DESCRIPTION OF THE TASK: Find the string "values" in the entries and copy each line that has it.

+ + + + +

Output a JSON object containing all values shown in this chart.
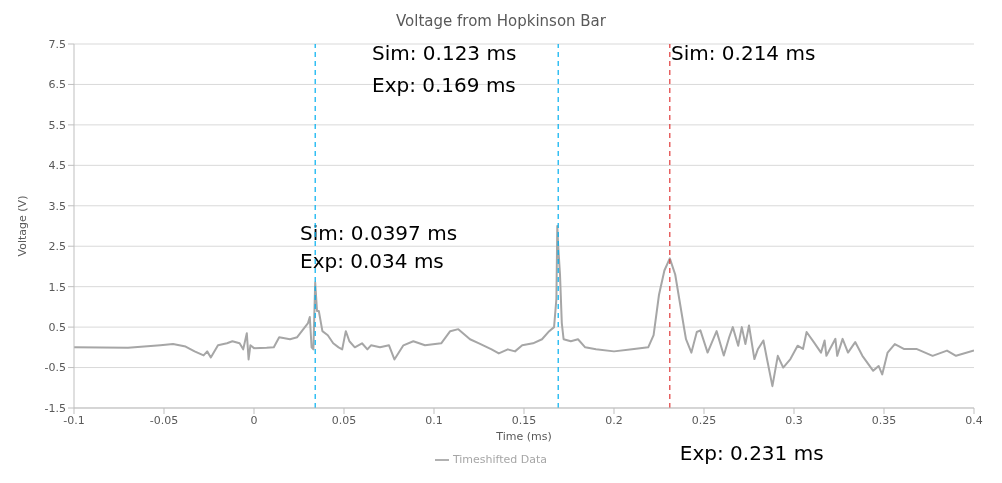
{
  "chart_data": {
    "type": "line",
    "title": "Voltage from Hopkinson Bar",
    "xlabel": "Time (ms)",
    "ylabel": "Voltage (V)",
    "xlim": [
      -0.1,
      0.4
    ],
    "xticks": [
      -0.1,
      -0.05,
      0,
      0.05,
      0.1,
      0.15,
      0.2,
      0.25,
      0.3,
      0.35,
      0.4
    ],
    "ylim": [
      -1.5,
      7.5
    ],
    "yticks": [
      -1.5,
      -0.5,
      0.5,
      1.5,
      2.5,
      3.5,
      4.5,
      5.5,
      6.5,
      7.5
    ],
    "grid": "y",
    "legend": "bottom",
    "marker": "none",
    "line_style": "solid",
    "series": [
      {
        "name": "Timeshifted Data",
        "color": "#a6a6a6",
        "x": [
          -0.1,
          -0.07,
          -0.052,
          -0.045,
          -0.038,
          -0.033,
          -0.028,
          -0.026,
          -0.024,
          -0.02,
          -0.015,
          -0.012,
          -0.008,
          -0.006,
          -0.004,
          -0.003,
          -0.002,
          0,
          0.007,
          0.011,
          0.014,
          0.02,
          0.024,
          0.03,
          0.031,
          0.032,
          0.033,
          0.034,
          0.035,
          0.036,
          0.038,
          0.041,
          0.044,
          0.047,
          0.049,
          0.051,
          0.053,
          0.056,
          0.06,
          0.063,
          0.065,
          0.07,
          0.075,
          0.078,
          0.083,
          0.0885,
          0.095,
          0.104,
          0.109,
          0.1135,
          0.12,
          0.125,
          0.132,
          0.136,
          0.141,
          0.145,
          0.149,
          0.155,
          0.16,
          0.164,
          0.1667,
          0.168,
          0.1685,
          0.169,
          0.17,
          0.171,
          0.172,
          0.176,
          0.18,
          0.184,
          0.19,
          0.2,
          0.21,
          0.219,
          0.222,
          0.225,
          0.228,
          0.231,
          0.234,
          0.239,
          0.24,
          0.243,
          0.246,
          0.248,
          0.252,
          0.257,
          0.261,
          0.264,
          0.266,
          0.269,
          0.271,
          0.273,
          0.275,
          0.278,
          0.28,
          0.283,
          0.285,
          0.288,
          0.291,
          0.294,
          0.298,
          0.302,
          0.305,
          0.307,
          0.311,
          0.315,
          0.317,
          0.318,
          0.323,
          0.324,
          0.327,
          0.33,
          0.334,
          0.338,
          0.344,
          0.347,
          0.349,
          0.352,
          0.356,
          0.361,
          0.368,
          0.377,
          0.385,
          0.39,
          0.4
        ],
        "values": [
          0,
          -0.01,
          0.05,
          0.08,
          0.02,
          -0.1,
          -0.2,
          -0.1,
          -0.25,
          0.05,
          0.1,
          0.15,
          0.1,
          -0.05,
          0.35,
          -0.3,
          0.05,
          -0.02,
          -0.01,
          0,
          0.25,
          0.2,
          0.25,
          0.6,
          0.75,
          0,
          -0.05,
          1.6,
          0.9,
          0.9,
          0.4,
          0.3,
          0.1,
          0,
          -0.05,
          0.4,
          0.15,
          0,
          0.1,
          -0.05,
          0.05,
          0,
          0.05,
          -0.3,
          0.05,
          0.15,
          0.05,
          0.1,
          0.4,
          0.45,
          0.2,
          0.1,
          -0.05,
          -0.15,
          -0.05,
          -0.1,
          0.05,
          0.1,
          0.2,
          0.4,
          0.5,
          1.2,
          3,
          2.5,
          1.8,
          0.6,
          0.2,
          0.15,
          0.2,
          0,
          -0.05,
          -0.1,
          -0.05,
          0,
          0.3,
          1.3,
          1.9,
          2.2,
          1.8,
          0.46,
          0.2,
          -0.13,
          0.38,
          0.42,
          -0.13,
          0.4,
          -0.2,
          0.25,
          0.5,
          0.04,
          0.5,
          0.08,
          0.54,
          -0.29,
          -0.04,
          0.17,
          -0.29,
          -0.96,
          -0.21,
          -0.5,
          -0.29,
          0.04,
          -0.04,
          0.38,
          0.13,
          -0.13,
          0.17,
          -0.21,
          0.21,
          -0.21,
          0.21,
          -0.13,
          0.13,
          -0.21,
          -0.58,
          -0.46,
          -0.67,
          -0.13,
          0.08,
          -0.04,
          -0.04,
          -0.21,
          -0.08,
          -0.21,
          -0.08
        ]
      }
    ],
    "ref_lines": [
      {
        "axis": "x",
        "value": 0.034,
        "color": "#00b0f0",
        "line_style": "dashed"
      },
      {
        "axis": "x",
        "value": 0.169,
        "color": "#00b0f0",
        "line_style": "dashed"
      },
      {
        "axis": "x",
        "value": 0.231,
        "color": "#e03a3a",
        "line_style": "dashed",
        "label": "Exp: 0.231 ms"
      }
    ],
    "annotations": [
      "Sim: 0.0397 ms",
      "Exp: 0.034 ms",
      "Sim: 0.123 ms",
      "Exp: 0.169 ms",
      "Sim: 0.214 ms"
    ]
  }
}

+ + + + +

RESULT FOR THIS TASK:
Output a JSON object containing all values shown in this chart.
        "values": [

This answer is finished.